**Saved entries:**
══════

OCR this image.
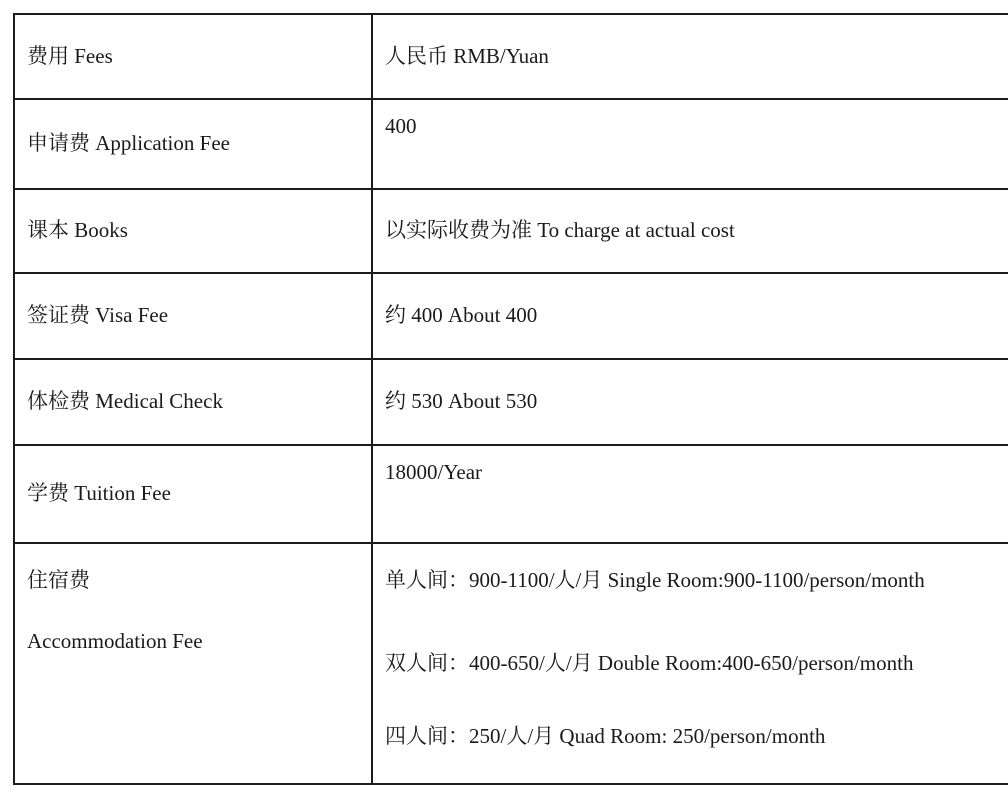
费用 Fees	人民币 RMB/Yuan
申请费 Application Fee	400
课本 Books	以实际收费为准 To charge at actual cost
签证费 Visa Fee	约 400 About 400
体检费 Medical Check	约 530 About 530
学费 Tuition Fee	18000/Year
住宿费
Accommodation Fee	单人间：900-1100/人/月 Single Room:900-1100/person/month
双人间：400-650/人/月 Double Room:400-650/person/month
四人间：250/人/月 Quad Room: 250/person/month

══════

**PROBLEM DETAILS:** From the listing, copy every line where the string "person" appears.

**WRITTEN RESPONSE:**
Accommodation Fee	单人间：900-1100/人/月 Single Room:900-1100/person/month
双人间：400-650/人/月 Double Room:400-650/person/month
四人间：250/人/月 Quad Room: 250/person/month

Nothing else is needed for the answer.